▶ Task: Select each line where the word "this" appears.

Task material start

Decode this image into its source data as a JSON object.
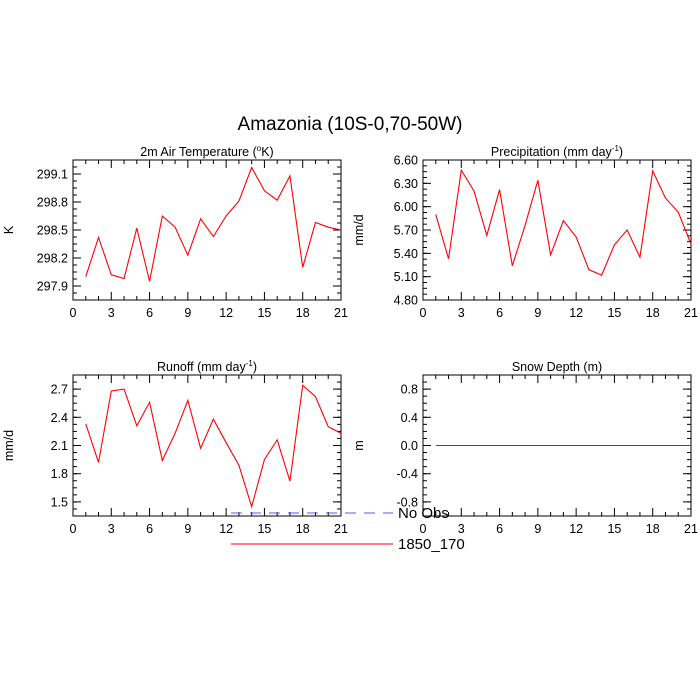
{
  "page": {
    "title": "Amazonia (10S-0,70-50W)"
  },
  "chart_data": [
    {
      "type": "line",
      "title": "2m Air Temperature",
      "title_unit": "K",
      "ylabel": "K",
      "xlabel": "",
      "xlim": [
        0,
        21
      ],
      "ylim": [
        297.75,
        299.25
      ],
      "x_ticks": [
        "0",
        "3",
        "6",
        "9",
        "12",
        "15",
        "18",
        "21"
      ],
      "y_ticks": [
        "297.9",
        "298.2",
        "298.5",
        "298.8",
        "299.1"
      ],
      "grid": false,
      "series": [
        {
          "name": "1850_170",
          "color": "#ff0000",
          "x": [
            1,
            2,
            3,
            4,
            5,
            6,
            7,
            8,
            9,
            10,
            11,
            12,
            13,
            14,
            15,
            16,
            17,
            18,
            19,
            20,
            21
          ],
          "y": [
            298.0,
            298.42,
            298.02,
            297.98,
            298.52,
            297.95,
            298.65,
            298.53,
            298.23,
            298.62,
            298.43,
            298.65,
            298.81,
            299.17,
            298.92,
            298.82,
            299.08,
            298.1,
            298.58,
            298.53,
            298.5
          ]
        }
      ]
    },
    {
      "type": "line",
      "title": "Precipitation",
      "title_unit": "mm day",
      "title_unit_exp": "-1",
      "ylabel": "mm/d",
      "xlabel": "",
      "xlim": [
        0,
        21
      ],
      "ylim": [
        4.8,
        6.6
      ],
      "x_ticks": [
        "0",
        "3",
        "6",
        "9",
        "12",
        "15",
        "18",
        "21"
      ],
      "y_ticks": [
        "4.80",
        "5.10",
        "5.40",
        "5.70",
        "6.00",
        "6.30",
        "6.60"
      ],
      "grid": false,
      "series": [
        {
          "name": "1850_170",
          "color": "#ff0000",
          "x": [
            1,
            2,
            3,
            4,
            5,
            6,
            7,
            8,
            9,
            10,
            11,
            12,
            13,
            14,
            15,
            16,
            17,
            18,
            19,
            20,
            21
          ],
          "y": [
            5.9,
            5.33,
            6.47,
            6.2,
            5.63,
            6.22,
            5.24,
            5.76,
            6.34,
            5.38,
            5.82,
            5.61,
            5.19,
            5.12,
            5.51,
            5.7,
            5.35,
            6.46,
            6.11,
            5.93,
            5.52
          ]
        }
      ]
    },
    {
      "type": "line",
      "title": "Runoff",
      "title_unit": "mm day",
      "title_unit_exp": "-1",
      "ylabel": "mm/d",
      "xlabel": "",
      "xlim": [
        0,
        21
      ],
      "ylim": [
        1.35,
        2.85
      ],
      "x_ticks": [
        "0",
        "3",
        "6",
        "9",
        "12",
        "15",
        "18",
        "21"
      ],
      "y_ticks": [
        "1.5",
        "1.8",
        "2.1",
        "2.4",
        "2.7"
      ],
      "grid": false,
      "series": [
        {
          "name": "1850_170",
          "color": "#ff0000",
          "x": [
            1,
            2,
            3,
            4,
            5,
            6,
            7,
            8,
            9,
            10,
            11,
            12,
            13,
            14,
            15,
            16,
            17,
            18,
            19,
            20,
            21
          ],
          "y": [
            2.33,
            1.92,
            2.68,
            2.7,
            2.31,
            2.56,
            1.94,
            2.23,
            2.58,
            2.07,
            2.38,
            2.13,
            1.89,
            1.45,
            1.95,
            2.16,
            1.72,
            2.74,
            2.62,
            2.3,
            2.23
          ]
        }
      ]
    },
    {
      "type": "line",
      "title": "Snow Depth (m)",
      "ylabel": "m",
      "xlabel": "",
      "xlim": [
        0,
        21
      ],
      "ylim": [
        -1.0,
        1.0
      ],
      "x_ticks": [
        "0",
        "3",
        "6",
        "9",
        "12",
        "15",
        "18",
        "21"
      ],
      "y_ticks": [
        "-0.8",
        "-0.4",
        "0.0",
        "0.4",
        "0.8"
      ],
      "grid": false,
      "series": [
        {
          "name": "1850_170",
          "color": "#ff0000",
          "x": [
            1,
            2,
            3,
            4,
            5,
            6,
            7,
            8,
            9,
            10,
            11,
            12,
            13,
            14,
            15,
            16,
            17,
            18,
            19,
            20,
            21
          ],
          "y": [
            0,
            0,
            0,
            0,
            0,
            0,
            0,
            0,
            0,
            0,
            0,
            0,
            0,
            0,
            0,
            0,
            0,
            0,
            0,
            0,
            0
          ]
        }
      ]
    }
  ],
  "legend": {
    "placement": "bottom-center",
    "items": [
      {
        "label": "No Obs",
        "color": "#0000ff",
        "style": "dashed"
      },
      {
        "label": "1850_170",
        "color": "#ff0000",
        "style": "solid"
      }
    ]
  }
}
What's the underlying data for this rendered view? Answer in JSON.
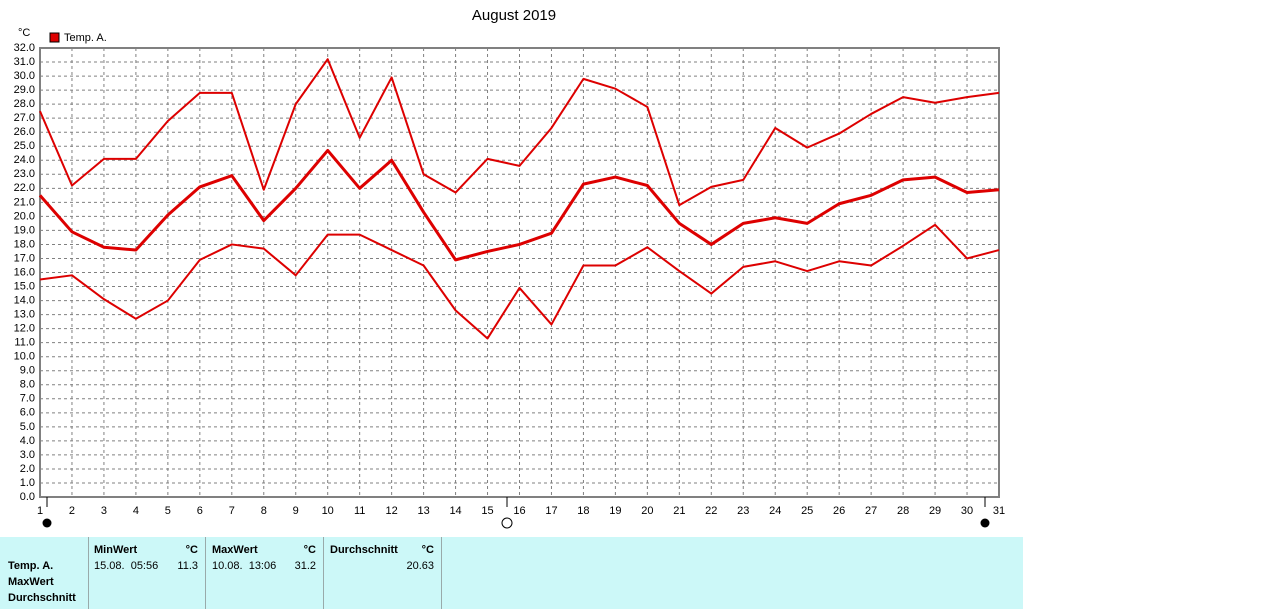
{
  "chart_data": {
    "type": "line",
    "title": "August 2019",
    "y_unit": "°C",
    "legend": "Temp. A.",
    "x": [
      1,
      2,
      3,
      4,
      5,
      6,
      7,
      8,
      9,
      10,
      11,
      12,
      13,
      14,
      15,
      16,
      17,
      18,
      19,
      20,
      21,
      22,
      23,
      24,
      25,
      26,
      27,
      28,
      29,
      30,
      31
    ],
    "xlim": [
      1,
      31
    ],
    "xticks": [
      1,
      2,
      3,
      4,
      5,
      6,
      7,
      8,
      9,
      10,
      11,
      12,
      13,
      14,
      15,
      16,
      17,
      18,
      19,
      20,
      21,
      22,
      23,
      24,
      25,
      26,
      27,
      28,
      29,
      30,
      31
    ],
    "ylim": [
      0,
      32
    ],
    "yticks": [
      {
        "value": 0,
        "label": "0.0"
      },
      {
        "value": 1,
        "label": "1.0"
      },
      {
        "value": 2,
        "label": "2.0"
      },
      {
        "value": 3,
        "label": "3.0"
      },
      {
        "value": 4,
        "label": "4.0"
      },
      {
        "value": 5,
        "label": "5.0"
      },
      {
        "value": 6,
        "label": "6.0"
      },
      {
        "value": 7,
        "label": "7.0"
      },
      {
        "value": 8,
        "label": "8.0"
      },
      {
        "value": 9,
        "label": "9.0"
      },
      {
        "value": 10,
        "label": "10.0"
      },
      {
        "value": 11,
        "label": "11.0"
      },
      {
        "value": 12,
        "label": "12.0"
      },
      {
        "value": 13,
        "label": "13.0"
      },
      {
        "value": 14,
        "label": "14.0"
      },
      {
        "value": 15,
        "label": "15.0"
      },
      {
        "value": 16,
        "label": "16.0"
      },
      {
        "value": 17,
        "label": "17.0"
      },
      {
        "value": 18,
        "label": "18.0"
      },
      {
        "value": 19,
        "label": "19.0"
      },
      {
        "value": 20,
        "label": "20.0"
      },
      {
        "value": 21,
        "label": "21.0"
      },
      {
        "value": 22,
        "label": "22.0"
      },
      {
        "value": 23,
        "label": "23.0"
      },
      {
        "value": 24,
        "label": "24.0"
      },
      {
        "value": 25,
        "label": "25.0"
      },
      {
        "value": 26,
        "label": "26.0"
      },
      {
        "value": 27,
        "label": "27.0"
      },
      {
        "value": 28,
        "label": "28.0"
      },
      {
        "value": 29,
        "label": "29.0"
      },
      {
        "value": 30,
        "label": "30.0"
      },
      {
        "value": 31,
        "label": "31.0"
      },
      {
        "value": 32,
        "label": "32.0"
      }
    ],
    "grid": true,
    "series": [
      {
        "color": "#dd0000",
        "values": [
          27.5,
          22.2,
          24.1,
          24.1,
          26.8,
          28.8,
          28.8,
          21.9,
          28.0,
          31.2,
          25.6,
          29.9,
          23.0,
          21.7,
          24.1,
          23.6,
          26.3,
          29.8,
          29.1,
          27.8,
          20.8,
          22.1,
          22.6,
          26.3,
          24.9,
          25.9,
          27.3,
          28.5,
          28.1,
          28.5,
          28.8
        ]
      },
      {
        "color": "#dd0000",
        "values": [
          21.5,
          18.9,
          17.8,
          17.6,
          20.1,
          22.1,
          22.9,
          19.7,
          22.0,
          24.7,
          22.0,
          24.0,
          20.3,
          16.9,
          17.5,
          18.0,
          18.8,
          22.3,
          22.8,
          22.2,
          19.5,
          18.0,
          19.5,
          19.9,
          19.5,
          20.9,
          21.5,
          22.6,
          22.8,
          21.7,
          21.9
        ]
      },
      {
        "color": "#dd0000",
        "values": [
          15.5,
          15.8,
          14.1,
          12.7,
          14.0,
          16.9,
          18.0,
          17.7,
          15.8,
          18.7,
          18.7,
          17.6,
          16.5,
          13.3,
          11.3,
          14.9,
          12.3,
          16.5,
          16.5,
          17.8,
          16.1,
          14.5,
          16.4,
          16.8,
          16.1,
          16.8,
          16.5,
          17.9,
          19.4,
          17.0,
          17.6
        ]
      }
    ]
  },
  "table": {
    "row_labels": [
      "Temp. A.",
      "MaxWert",
      "Durchschnitt"
    ],
    "columns": [
      {
        "header": "MinWert",
        "unit": "°C",
        "time": "15.08.  05:56",
        "value": 11.3
      },
      {
        "header": "MaxWert",
        "unit": "°C",
        "time": "10.08.  13:06",
        "value": 31.2
      },
      {
        "header": "Durchschnitt",
        "unit": "°C",
        "value": 20.63
      }
    ]
  }
}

Task material end

▶ Output of the task:
Decode this image into its source data as a JSON object.
What's the underlying data for this rendered view? Answer in JSON.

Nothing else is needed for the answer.